Exercise inputs:
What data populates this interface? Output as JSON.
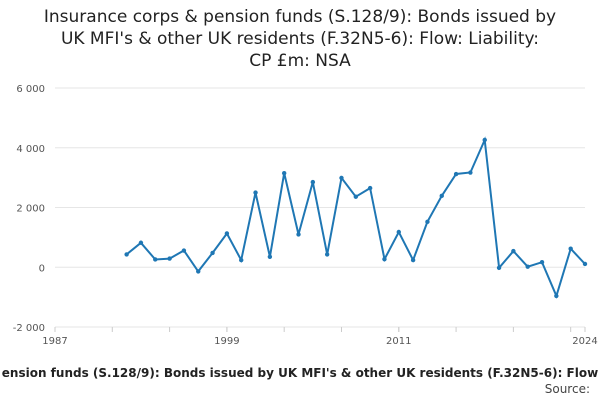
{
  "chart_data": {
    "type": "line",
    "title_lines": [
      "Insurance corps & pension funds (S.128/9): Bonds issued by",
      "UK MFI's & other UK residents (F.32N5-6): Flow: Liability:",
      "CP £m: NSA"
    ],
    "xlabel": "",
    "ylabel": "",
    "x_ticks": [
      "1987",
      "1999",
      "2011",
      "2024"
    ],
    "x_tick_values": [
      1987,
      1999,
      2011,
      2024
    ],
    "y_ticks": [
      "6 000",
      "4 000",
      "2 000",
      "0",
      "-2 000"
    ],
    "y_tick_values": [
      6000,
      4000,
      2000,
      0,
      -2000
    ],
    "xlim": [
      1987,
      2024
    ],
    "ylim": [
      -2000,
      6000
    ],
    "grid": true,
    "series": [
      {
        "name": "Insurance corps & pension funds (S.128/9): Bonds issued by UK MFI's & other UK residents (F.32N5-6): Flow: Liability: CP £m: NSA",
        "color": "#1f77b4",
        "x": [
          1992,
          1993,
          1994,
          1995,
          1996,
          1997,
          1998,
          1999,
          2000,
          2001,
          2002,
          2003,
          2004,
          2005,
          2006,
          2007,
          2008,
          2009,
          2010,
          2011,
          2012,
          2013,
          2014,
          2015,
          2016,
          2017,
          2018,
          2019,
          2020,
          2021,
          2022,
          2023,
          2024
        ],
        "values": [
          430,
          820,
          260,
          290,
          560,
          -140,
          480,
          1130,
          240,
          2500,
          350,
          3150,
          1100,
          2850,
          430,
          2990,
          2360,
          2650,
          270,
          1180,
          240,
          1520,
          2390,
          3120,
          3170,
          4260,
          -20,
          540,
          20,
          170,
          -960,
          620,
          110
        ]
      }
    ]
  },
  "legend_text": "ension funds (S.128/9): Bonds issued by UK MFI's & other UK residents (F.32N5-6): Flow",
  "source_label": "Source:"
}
==
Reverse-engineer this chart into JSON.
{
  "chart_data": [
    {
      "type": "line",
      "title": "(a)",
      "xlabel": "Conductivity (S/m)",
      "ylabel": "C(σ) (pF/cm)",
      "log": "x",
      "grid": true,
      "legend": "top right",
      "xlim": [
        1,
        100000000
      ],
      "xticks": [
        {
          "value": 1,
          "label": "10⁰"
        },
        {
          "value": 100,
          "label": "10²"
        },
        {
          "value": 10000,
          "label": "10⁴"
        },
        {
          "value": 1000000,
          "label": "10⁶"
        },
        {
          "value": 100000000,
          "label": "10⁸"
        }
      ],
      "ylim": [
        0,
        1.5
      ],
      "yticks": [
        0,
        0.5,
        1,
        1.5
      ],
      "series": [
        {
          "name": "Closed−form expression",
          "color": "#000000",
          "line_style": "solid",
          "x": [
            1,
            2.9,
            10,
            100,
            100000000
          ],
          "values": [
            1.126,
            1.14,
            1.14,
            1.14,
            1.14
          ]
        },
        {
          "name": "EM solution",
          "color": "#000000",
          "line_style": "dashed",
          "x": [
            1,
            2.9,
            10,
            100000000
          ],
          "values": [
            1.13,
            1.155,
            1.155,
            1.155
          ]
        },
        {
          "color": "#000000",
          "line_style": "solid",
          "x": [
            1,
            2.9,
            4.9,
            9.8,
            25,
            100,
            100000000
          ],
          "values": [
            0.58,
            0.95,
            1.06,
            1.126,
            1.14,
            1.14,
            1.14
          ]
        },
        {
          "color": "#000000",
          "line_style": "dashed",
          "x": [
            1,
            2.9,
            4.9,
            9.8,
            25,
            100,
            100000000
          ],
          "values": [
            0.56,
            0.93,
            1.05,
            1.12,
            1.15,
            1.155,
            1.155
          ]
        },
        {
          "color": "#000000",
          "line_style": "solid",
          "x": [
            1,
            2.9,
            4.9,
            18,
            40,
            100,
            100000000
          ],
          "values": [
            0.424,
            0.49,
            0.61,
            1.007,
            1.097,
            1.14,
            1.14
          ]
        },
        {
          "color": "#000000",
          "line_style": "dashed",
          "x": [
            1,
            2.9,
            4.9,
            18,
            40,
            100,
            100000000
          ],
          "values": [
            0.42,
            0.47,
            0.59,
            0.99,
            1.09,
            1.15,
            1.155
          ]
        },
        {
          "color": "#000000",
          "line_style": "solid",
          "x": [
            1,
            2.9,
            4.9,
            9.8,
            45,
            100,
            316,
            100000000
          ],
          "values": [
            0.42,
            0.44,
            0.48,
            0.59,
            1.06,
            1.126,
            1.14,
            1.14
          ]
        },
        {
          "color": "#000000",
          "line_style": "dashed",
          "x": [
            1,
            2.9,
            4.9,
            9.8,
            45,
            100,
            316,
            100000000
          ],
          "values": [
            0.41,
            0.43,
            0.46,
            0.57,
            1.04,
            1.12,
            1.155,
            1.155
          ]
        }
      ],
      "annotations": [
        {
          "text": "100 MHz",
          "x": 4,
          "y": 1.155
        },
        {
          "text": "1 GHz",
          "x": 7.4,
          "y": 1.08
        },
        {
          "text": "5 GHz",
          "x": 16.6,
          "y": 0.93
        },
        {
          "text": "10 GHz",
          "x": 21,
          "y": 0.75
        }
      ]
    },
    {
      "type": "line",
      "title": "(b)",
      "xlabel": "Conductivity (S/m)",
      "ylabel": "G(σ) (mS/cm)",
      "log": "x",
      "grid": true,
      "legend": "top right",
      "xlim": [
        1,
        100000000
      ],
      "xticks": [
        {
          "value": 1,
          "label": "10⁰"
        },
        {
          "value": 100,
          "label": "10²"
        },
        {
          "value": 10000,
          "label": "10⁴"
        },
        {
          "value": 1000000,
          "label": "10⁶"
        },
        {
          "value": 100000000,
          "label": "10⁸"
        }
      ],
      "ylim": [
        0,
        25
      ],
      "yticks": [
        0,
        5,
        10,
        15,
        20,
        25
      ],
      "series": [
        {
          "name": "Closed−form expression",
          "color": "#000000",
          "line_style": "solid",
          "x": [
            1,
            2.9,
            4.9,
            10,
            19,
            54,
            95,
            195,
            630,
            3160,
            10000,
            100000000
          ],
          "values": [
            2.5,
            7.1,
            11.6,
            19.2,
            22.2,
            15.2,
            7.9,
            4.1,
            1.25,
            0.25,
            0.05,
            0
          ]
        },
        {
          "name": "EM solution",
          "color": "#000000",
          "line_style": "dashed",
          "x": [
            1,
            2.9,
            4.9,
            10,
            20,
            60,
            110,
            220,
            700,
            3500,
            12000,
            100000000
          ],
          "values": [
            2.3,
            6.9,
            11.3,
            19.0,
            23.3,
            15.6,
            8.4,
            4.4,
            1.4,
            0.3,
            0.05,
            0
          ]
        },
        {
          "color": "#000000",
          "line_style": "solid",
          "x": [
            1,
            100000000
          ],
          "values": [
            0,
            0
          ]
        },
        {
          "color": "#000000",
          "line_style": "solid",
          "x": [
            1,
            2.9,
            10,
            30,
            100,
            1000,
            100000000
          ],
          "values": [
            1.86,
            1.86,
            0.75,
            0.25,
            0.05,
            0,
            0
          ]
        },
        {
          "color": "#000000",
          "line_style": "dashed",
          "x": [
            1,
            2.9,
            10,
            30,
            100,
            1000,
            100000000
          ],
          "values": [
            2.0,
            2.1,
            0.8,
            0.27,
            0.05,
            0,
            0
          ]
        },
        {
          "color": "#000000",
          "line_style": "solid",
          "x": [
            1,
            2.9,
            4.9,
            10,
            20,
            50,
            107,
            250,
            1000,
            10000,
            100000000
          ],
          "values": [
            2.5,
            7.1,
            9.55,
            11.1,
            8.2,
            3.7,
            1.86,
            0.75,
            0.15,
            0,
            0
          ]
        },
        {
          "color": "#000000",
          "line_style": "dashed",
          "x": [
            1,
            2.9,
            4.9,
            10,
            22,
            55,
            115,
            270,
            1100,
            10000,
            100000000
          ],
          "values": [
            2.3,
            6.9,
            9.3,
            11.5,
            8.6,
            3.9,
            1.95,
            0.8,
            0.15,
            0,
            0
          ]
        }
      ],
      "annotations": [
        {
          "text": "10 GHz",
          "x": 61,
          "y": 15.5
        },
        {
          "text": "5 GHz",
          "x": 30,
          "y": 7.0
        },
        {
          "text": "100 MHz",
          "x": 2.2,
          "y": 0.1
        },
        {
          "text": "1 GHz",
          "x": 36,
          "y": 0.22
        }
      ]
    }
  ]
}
--
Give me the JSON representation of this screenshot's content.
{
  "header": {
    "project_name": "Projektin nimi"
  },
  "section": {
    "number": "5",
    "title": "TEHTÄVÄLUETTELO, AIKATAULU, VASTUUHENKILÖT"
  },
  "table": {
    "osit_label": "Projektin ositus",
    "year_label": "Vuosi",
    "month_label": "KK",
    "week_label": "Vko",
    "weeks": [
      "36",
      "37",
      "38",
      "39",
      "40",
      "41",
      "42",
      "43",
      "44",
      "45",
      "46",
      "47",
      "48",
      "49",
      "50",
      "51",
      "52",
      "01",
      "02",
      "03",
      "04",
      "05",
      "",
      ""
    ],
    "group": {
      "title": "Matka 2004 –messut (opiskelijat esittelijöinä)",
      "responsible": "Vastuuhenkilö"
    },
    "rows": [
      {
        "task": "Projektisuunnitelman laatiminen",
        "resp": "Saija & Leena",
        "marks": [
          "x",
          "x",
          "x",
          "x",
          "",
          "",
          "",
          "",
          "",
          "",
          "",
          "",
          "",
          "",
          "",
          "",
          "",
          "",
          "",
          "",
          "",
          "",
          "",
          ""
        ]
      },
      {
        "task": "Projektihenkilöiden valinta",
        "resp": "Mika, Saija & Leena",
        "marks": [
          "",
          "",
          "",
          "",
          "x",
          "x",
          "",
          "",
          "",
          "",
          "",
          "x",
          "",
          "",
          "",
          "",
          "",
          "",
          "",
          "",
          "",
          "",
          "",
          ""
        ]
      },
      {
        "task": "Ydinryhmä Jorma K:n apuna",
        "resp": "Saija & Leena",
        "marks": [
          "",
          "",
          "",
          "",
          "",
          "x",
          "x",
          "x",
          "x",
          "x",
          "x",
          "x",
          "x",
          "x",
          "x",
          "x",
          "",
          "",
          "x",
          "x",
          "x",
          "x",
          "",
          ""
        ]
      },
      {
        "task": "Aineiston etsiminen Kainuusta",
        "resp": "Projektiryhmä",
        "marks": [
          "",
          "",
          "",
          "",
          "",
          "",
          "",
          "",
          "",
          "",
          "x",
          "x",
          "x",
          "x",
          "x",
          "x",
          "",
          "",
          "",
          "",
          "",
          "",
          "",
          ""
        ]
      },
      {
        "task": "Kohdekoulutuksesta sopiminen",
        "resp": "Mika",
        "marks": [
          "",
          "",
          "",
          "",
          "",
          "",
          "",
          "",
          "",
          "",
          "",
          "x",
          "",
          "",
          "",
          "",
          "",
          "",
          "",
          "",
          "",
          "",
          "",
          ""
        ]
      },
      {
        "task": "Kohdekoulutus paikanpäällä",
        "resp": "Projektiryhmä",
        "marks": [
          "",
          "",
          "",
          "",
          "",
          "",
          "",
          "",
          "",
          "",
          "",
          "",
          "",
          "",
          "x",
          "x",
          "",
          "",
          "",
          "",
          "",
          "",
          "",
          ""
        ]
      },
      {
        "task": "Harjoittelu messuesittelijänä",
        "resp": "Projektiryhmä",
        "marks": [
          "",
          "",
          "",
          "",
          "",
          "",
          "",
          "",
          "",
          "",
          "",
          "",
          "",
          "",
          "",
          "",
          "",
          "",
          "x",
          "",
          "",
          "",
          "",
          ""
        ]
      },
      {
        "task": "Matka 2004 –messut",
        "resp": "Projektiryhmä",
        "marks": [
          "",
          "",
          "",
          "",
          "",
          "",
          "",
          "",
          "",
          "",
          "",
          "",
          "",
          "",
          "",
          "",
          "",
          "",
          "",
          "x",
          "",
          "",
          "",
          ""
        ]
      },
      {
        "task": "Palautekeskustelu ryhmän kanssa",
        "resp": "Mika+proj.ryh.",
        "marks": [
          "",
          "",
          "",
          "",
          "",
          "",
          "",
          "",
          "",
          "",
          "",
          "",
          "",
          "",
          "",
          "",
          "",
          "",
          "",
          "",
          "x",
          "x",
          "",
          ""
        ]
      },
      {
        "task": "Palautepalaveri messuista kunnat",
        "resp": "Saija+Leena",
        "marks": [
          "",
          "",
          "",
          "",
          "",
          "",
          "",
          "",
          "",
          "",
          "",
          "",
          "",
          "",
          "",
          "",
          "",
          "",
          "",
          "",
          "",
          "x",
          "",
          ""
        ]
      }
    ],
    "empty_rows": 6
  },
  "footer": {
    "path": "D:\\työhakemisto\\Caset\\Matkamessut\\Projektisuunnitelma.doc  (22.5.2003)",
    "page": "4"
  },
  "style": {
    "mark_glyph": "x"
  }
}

Problem requirements: Work through the listing above and report how many lines include the string "issued", with no other text.

Solved problem: 3